The records are to be restated in their entirety, word for word.

Stored data
-- START --

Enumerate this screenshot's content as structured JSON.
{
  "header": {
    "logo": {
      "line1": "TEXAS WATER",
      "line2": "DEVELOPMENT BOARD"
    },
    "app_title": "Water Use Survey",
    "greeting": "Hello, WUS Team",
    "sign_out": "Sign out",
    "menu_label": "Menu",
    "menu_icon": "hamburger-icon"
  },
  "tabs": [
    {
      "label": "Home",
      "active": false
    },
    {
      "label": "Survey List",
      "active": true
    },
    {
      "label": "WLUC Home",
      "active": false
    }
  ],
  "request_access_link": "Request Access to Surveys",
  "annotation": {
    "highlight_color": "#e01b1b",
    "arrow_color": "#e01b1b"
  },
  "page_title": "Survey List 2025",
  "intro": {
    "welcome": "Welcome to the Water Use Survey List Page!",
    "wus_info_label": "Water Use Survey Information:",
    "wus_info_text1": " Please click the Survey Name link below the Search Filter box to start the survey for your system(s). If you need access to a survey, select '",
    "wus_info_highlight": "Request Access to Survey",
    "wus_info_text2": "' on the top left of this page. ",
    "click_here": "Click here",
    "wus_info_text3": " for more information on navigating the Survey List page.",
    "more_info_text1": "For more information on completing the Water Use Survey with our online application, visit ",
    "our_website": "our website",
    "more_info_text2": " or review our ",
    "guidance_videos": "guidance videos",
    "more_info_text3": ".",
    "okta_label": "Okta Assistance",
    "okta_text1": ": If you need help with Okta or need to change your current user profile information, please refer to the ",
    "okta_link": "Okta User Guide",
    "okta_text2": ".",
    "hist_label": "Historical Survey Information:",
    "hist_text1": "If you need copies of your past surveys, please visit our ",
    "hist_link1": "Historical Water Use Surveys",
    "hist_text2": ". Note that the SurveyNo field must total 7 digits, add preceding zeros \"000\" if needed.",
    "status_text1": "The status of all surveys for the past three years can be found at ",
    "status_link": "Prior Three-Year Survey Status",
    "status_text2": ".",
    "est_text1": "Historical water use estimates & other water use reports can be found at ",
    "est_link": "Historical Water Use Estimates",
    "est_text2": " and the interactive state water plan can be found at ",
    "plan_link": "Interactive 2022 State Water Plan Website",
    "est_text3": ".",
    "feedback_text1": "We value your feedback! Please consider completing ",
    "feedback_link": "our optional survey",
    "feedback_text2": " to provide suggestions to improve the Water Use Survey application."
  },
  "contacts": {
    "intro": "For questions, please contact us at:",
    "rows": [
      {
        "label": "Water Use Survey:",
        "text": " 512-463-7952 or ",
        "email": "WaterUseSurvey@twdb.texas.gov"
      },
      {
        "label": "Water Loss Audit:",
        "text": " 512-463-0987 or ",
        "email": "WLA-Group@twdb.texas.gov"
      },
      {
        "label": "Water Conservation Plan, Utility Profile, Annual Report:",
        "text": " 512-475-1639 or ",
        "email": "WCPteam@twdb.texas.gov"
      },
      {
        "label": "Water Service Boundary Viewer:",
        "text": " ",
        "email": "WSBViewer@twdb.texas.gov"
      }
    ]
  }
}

-- END --

TASK SOLUTION
Enumerate this screenshot's content as structured JSON.
{
  "header": {
    "logo": {
      "line1": "TEXAS WATER",
      "line2": "DEVELOPMENT BOARD"
    },
    "app_title": "Water Use Survey",
    "greeting": "Hello, WUS Team",
    "sign_out": "Sign out",
    "menu_label": "Menu",
    "menu_icon": "hamburger-icon"
  },
  "tabs": [
    {
      "label": "Home",
      "active": false
    },
    {
      "label": "Survey List",
      "active": true
    },
    {
      "label": "WLUC Home",
      "active": false
    }
  ],
  "request_access_link": "Request Access to Surveys",
  "annotation": {
    "highlight_color": "#e01b1b",
    "arrow_color": "#e01b1b"
  },
  "page_title": "Survey List 2025",
  "intro": {
    "welcome": "Welcome to the Water Use Survey List Page!",
    "wus_info_label": "Water Use Survey Information:",
    "wus_info_text1": " Please click the Survey Name link below the Search Filter box to start the survey for your system(s). If you need access to a survey, select '",
    "wus_info_highlight": "Request Access to Survey",
    "wus_info_text2": "' on the top left of this page. ",
    "click_here": "Click here",
    "wus_info_text3": " for more information on navigating the Survey List page.",
    "more_info_text1": "For more information on completing the Water Use Survey with our online application, visit ",
    "our_website": "our website",
    "more_info_text2": " or review our ",
    "guidance_videos": "guidance videos",
    "more_info_text3": ".",
    "okta_label": "Okta Assistance",
    "okta_text1": ": If you need help with Okta or need to change your current user profile information, please refer to the ",
    "okta_link": "Okta User Guide",
    "okta_text2": ".",
    "hist_label": "Historical Survey Information:",
    "hist_text1": "If you need copies of your past surveys, please visit our ",
    "hist_link1": "Historical Water Use Surveys",
    "hist_text2": ". Note that the SurveyNo field must total 7 digits, add preceding zeros \"000\" if needed.",
    "status_text1": "The status of all surveys for the past three years can be found at ",
    "status_link": "Prior Three-Year Survey Status",
    "status_text2": ".",
    "est_text1": "Historical water use estimates & other water use reports can be found at ",
    "est_link": "Historical Water Use Estimates",
    "est_text2": " and the interactive state water plan can be found at ",
    "plan_link": "Interactive 2022 State Water Plan Website",
    "est_text3": ".",
    "feedback_text1": "We value your feedback! Please consider completing ",
    "feedback_link": "our optional survey",
    "feedback_text2": " to provide suggestions to improve the Water Use Survey application."
  },
  "contacts": {
    "intro": "For questions, please contact us at:",
    "rows": [
      {
        "label": "Water Use Survey:",
        "text": " 512-463-7952 or ",
        "email": "WaterUseSurvey@twdb.texas.gov"
      },
      {
        "label": "Water Loss Audit:",
        "text": " 512-463-0987 or ",
        "email": "WLA-Group@twdb.texas.gov"
      },
      {
        "label": "Water Conservation Plan, Utility Profile, Annual Report:",
        "text": " 512-475-1639 or ",
        "email": "WCPteam@twdb.texas.gov"
      },
      {
        "label": "Water Service Boundary Viewer:",
        "text": " ",
        "email": "WSBViewer@twdb.texas.gov"
      }
    ]
  }
}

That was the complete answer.